SHORT TASK :: Transcribe the records below exactly, leaving out any pictures.

+++++

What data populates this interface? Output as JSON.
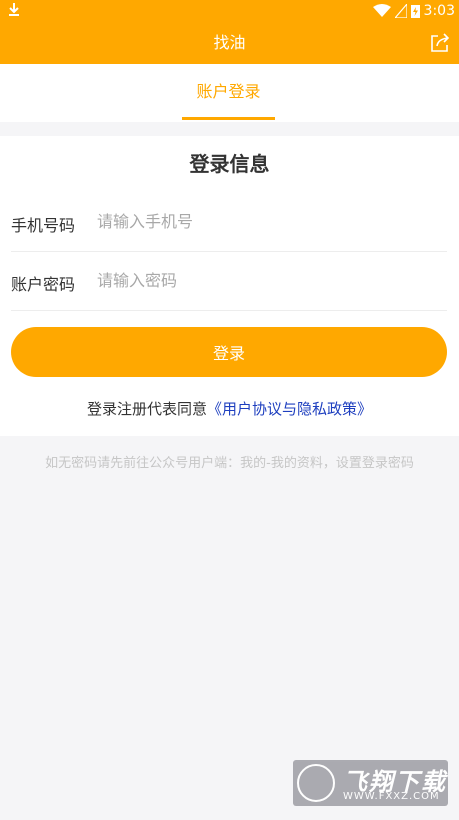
{
  "status_bar": {
    "time": "3:03"
  },
  "app_bar": {
    "title": "找油"
  },
  "tabs": [
    {
      "label": "账户登录"
    }
  ],
  "form": {
    "heading": "登录信息",
    "phone": {
      "label": "手机号码",
      "placeholder": "请输入手机号"
    },
    "password": {
      "label": "账户密码",
      "placeholder": "请输入密码"
    },
    "submit_label": "登录",
    "agreement_prefix": "登录注册代表同意",
    "agreement_link": "《用户协议与隐私政策》"
  },
  "hint": "如无密码请先前往公众号用户端：我的-我的资料，设置登录密码",
  "watermark": {
    "name": "飞翔下载",
    "url": "WWW.FXXZ.COM"
  },
  "colors": {
    "accent": "#ffa800",
    "link": "#1e3fbf"
  }
}
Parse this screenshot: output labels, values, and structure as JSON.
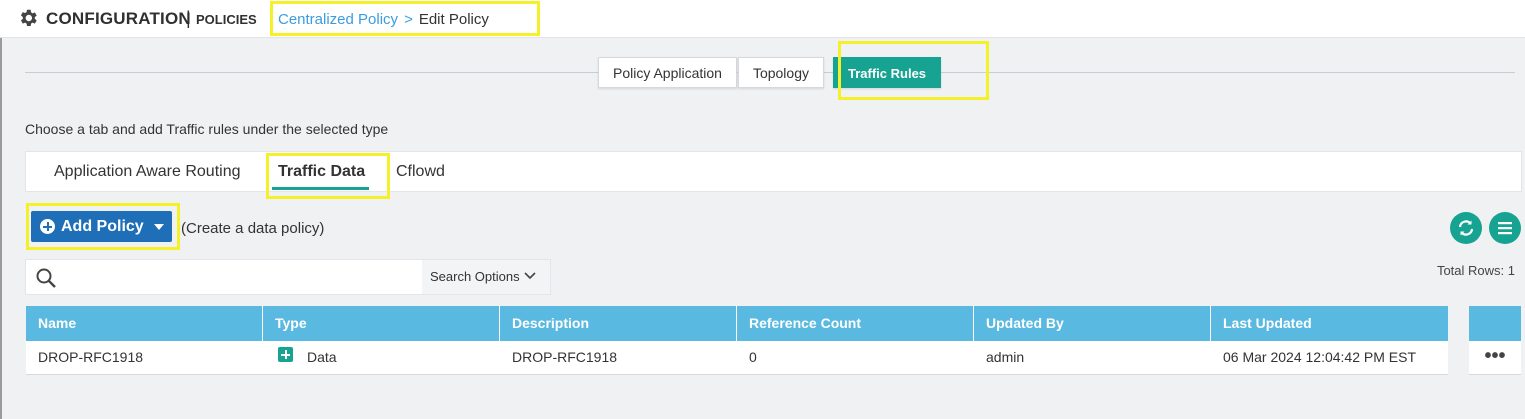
{
  "header": {
    "title": "CONFIGURATION",
    "separator": "|",
    "subtitle": "POLICIES",
    "breadcrumb": {
      "parent": "Centralized Policy",
      "separator": ">",
      "current": "Edit Policy"
    }
  },
  "top_tabs": [
    {
      "label": "Policy Application",
      "active": false
    },
    {
      "label": "Topology",
      "active": false
    },
    {
      "label": "Traffic Rules",
      "active": true
    }
  ],
  "hint": "Choose a tab and add Traffic rules under the selected type",
  "sub_tabs": [
    {
      "label": "Application Aware Routing",
      "active": false
    },
    {
      "label": "Traffic Data",
      "active": true
    },
    {
      "label": "Cflowd",
      "active": false
    }
  ],
  "toolbar": {
    "add_label": "Add Policy",
    "add_hint": "(Create a data policy)",
    "search_placeholder": "",
    "search_options_label": "Search Options",
    "total_rows": "Total Rows: 1"
  },
  "table": {
    "columns": [
      "Name",
      "Type",
      "Description",
      "Reference Count",
      "Updated By",
      "Last Updated"
    ],
    "rows": [
      {
        "name": "DROP-RFC1918",
        "type": "Data",
        "description": "DROP-RFC1918",
        "reference_count": "0",
        "updated_by": "admin",
        "last_updated": "06 Mar 2024 12:04:42 PM EST",
        "actions": "•••"
      }
    ]
  },
  "colors": {
    "accent_teal": "#17a392",
    "primary_blue": "#1f6fb8",
    "table_header": "#5ab9e0",
    "link": "#3c9ce0",
    "highlight": "#f4f12a"
  },
  "icons": {
    "header": "gear-icon",
    "add": "plus-circle-icon",
    "refresh": "refresh-icon",
    "menu": "hamburger-menu-icon",
    "search": "search-icon",
    "type_data": "data-plus-icon",
    "row_actions": "more-icon"
  }
}
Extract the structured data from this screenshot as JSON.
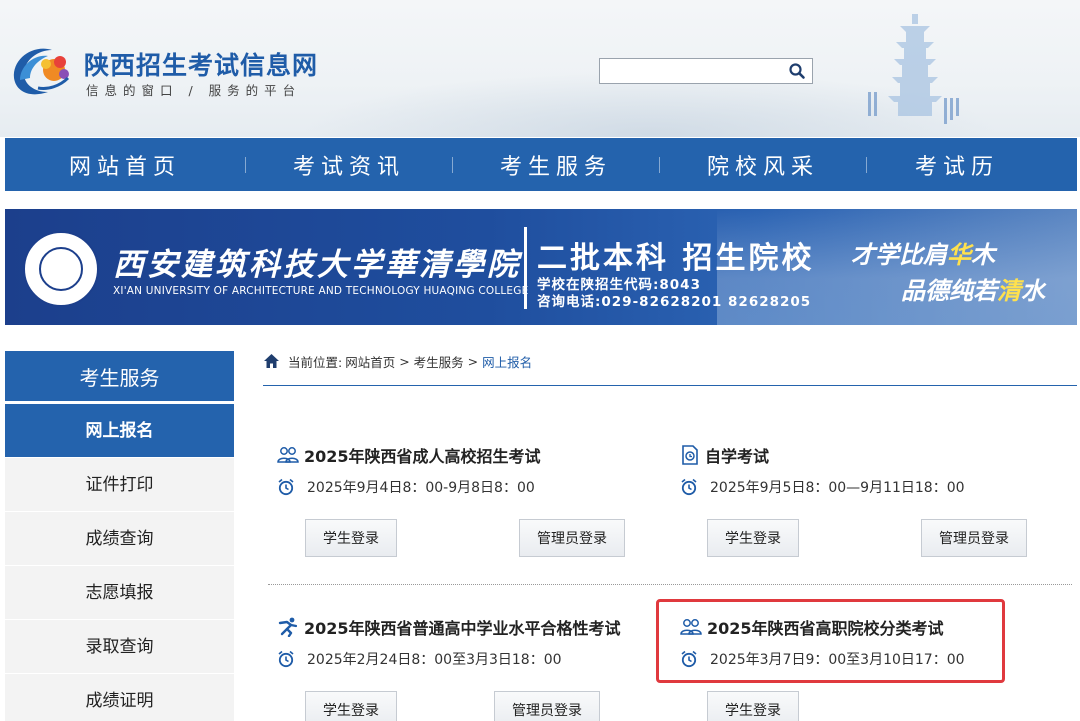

+++++

ANSWER TO THE PROBLEM ::
What data populates this interface? Output as JSON.
{
  "status_bar": {
    "time": "3:03"
  },
  "app_bar": {
    "title": "找油"
  },
  "tabs": [
    {
      "label": "账户登录"
    }
  ],
  "form": {
    "heading": "登录信息",
    "phone": {
      "label": "手机号码",
      "placeholder": "请输入手机号"
    },
    "password": {
      "label": "账户密码",
      "placeholder": "请输入密码"
    },
    "submit_label": "登录",
    "agreement_prefix": "登录注册代表同意",
    "agreement_link": "《用户协议与隐私政策》"
  },
  "hint": "如无密码请先前往公众号用户端：我的-我的资料，设置登录密码",
  "watermark": {
    "name": "飞翔下载",
    "url": "WWW.FXXZ.COM"
  },
  "colors": {
    "accent": "#ffa800",
    "link": "#1e3fbf"
  }
}
Parse this screenshot: output labels, values, and structure as JSON.
{
  "header": {
    "title": "CONFIGURATION",
    "separator": "|",
    "subtitle": "POLICIES",
    "breadcrumb": {
      "parent": "Centralized Policy",
      "separator": ">",
      "current": "Edit Policy"
    }
  },
  "top_tabs": [
    {
      "label": "Policy Application",
      "active": false
    },
    {
      "label": "Topology",
      "active": false
    },
    {
      "label": "Traffic Rules",
      "active": true
    }
  ],
  "hint": "Choose a tab and add Traffic rules under the selected type",
  "sub_tabs": [
    {
      "label": "Application Aware Routing",
      "active": false
    },
    {
      "label": "Traffic Data",
      "active": true
    },
    {
      "label": "Cflowd",
      "active": false
    }
  ],
  "toolbar": {
    "add_label": "Add Policy",
    "add_hint": "(Create a data policy)",
    "search_placeholder": "",
    "search_options_label": "Search Options",
    "total_rows": "Total Rows: 1"
  },
  "table": {
    "columns": [
      "Name",
      "Type",
      "Description",
      "Reference Count",
      "Updated By",
      "Last Updated"
    ],
    "rows": [
      {
        "name": "DROP-RFC1918",
        "type": "Data",
        "description": "DROP-RFC1918",
        "reference_count": "0",
        "updated_by": "admin",
        "last_updated": "06 Mar 2024 12:04:42 PM EST",
        "actions": "•••"
      }
    ]
  },
  "colors": {
    "accent_teal": "#17a392",
    "primary_blue": "#1f6fb8",
    "table_header": "#5ab9e0",
    "link": "#3c9ce0",
    "highlight": "#f4f12a"
  },
  "icons": {
    "header": "gear-icon",
    "add": "plus-circle-icon",
    "refresh": "refresh-icon",
    "menu": "hamburger-menu-icon",
    "search": "search-icon",
    "type_data": "data-plus-icon",
    "row_actions": "more-icon"
  }
}
Extract the structured data from this screenshot as JSON.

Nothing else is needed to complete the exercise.